• [THE EXERCISE]
Scan the data. Collect each line that contains the word "name".
>> Begin SUPPLIED INFORMATION
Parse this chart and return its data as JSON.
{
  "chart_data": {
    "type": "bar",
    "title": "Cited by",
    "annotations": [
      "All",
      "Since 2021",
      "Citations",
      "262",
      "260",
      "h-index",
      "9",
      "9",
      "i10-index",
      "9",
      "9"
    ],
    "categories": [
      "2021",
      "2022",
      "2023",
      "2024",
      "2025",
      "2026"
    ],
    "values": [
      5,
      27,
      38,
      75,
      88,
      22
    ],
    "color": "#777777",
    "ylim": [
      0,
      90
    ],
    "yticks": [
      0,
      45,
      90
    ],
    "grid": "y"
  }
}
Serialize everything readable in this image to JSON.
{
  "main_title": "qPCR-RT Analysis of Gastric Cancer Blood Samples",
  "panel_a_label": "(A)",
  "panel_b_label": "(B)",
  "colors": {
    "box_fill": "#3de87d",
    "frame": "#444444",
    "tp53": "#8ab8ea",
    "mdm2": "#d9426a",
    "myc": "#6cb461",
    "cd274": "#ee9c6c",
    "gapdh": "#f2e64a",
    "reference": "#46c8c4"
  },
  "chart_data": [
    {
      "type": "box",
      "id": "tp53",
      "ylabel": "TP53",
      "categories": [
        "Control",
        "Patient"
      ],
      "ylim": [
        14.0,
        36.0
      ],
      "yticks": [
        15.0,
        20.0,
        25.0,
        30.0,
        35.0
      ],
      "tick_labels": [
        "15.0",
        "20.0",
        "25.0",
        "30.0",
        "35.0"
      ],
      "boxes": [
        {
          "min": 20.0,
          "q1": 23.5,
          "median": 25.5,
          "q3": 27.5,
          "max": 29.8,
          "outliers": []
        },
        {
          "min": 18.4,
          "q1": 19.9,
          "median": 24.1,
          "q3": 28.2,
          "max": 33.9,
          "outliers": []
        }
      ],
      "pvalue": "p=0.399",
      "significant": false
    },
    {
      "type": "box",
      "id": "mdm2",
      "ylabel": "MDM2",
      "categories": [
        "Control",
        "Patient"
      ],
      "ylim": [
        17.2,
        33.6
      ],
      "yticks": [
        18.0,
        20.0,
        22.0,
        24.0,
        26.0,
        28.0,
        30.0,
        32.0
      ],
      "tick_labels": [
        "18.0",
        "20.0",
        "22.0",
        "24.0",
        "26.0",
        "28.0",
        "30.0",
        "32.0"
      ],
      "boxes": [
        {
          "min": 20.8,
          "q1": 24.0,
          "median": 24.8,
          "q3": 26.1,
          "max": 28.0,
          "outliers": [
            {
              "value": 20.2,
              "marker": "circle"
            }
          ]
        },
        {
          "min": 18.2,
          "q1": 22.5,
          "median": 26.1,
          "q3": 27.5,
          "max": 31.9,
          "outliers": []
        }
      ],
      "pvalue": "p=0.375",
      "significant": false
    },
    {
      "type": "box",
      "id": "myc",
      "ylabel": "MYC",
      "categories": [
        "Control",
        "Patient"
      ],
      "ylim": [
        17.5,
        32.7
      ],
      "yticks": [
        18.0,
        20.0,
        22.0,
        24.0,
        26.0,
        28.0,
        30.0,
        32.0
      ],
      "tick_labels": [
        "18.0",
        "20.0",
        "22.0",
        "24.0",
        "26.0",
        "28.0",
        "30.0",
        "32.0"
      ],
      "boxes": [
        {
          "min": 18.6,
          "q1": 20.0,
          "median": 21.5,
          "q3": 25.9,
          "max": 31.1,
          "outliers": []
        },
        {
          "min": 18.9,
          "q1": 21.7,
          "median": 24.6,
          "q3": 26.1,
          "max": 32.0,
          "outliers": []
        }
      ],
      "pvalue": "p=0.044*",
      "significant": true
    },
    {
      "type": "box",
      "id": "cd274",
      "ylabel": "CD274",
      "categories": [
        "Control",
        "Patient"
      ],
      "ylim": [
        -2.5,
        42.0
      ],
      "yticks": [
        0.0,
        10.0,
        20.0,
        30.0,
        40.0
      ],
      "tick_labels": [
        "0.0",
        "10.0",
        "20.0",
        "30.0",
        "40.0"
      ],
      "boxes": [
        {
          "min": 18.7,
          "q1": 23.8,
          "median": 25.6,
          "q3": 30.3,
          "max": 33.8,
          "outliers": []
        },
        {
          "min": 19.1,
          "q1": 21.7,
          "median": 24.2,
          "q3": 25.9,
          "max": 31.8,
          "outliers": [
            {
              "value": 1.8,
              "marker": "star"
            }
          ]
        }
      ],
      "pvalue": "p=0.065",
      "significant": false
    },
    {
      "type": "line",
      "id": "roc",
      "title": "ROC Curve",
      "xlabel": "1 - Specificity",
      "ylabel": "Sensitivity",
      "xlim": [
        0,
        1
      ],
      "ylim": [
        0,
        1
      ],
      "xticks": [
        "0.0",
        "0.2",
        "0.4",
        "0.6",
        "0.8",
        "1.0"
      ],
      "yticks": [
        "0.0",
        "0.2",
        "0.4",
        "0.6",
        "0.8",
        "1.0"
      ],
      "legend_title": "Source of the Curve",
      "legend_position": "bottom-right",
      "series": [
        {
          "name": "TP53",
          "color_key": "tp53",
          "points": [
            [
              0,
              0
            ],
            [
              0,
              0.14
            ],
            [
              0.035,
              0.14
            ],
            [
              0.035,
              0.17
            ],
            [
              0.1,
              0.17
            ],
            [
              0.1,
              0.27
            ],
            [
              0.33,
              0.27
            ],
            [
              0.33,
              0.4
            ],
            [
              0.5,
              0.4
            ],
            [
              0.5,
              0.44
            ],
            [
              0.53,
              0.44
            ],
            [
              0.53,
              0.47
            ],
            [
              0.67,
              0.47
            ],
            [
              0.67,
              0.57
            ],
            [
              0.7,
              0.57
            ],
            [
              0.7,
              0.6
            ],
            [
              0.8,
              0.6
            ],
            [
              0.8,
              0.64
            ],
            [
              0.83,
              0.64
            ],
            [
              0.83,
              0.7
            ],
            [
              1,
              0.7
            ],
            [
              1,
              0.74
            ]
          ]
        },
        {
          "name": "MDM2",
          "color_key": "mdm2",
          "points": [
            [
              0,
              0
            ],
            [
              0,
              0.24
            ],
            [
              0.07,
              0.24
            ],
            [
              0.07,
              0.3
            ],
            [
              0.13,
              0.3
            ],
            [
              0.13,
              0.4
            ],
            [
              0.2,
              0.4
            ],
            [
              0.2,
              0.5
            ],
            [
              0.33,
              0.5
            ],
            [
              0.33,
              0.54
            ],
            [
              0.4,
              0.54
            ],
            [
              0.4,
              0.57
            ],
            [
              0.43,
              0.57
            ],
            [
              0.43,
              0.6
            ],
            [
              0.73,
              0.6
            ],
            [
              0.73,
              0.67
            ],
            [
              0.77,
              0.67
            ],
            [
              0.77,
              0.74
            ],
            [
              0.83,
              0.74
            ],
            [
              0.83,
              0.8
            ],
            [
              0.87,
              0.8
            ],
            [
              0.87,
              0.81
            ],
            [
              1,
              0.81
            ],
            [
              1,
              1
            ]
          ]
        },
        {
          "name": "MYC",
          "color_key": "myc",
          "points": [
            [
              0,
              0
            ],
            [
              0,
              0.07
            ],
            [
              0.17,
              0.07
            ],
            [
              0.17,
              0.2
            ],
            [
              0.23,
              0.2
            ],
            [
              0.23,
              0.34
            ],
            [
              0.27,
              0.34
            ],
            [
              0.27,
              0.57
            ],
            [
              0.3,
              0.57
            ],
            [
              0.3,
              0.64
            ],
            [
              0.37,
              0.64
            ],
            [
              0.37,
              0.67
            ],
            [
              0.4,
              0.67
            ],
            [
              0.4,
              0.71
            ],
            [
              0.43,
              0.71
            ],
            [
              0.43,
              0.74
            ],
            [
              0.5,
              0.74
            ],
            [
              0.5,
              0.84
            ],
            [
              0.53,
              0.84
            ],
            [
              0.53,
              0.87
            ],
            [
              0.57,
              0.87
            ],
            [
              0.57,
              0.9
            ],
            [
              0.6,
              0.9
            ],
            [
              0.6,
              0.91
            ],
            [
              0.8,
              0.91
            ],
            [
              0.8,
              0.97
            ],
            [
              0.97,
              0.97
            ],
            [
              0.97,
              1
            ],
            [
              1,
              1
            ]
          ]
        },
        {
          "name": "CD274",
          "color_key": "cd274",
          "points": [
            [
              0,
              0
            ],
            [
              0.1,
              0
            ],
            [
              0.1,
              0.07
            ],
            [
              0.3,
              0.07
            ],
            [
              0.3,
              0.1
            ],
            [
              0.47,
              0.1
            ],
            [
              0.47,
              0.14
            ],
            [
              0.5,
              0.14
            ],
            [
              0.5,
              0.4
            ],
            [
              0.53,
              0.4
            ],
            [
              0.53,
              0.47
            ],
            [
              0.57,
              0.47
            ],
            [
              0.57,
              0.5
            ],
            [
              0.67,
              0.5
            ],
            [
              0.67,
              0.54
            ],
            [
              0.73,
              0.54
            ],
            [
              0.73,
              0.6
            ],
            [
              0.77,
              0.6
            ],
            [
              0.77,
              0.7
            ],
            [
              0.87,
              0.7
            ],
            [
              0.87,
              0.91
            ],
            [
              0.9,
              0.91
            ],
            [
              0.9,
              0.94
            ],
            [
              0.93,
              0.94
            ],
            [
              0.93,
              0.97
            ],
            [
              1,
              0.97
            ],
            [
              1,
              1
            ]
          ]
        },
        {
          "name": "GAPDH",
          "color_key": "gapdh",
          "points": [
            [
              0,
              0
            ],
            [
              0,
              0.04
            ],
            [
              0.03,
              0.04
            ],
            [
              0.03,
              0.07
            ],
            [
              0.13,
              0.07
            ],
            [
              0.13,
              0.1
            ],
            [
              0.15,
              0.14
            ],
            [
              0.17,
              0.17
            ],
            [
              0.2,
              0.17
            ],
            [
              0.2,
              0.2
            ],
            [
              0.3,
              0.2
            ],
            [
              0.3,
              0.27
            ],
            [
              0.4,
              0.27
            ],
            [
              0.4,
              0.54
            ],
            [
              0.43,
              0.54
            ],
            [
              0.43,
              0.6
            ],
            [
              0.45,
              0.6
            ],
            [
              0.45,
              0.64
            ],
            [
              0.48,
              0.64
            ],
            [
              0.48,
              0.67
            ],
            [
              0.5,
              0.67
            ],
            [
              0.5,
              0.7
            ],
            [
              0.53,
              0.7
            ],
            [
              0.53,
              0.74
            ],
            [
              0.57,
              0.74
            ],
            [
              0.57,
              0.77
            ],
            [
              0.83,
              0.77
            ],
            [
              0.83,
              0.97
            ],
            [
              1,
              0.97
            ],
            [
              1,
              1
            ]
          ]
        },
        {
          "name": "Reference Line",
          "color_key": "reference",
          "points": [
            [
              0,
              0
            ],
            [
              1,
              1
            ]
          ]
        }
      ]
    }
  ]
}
>> End SUPPLIED INFORMATION
• [REPLY TO THE TASK]
          "name": "TP53",
          "name": "MDM2",
          "name": "MYC",
          "name": "CD274",
          "name": "GAPDH",
          "name": "Reference Line",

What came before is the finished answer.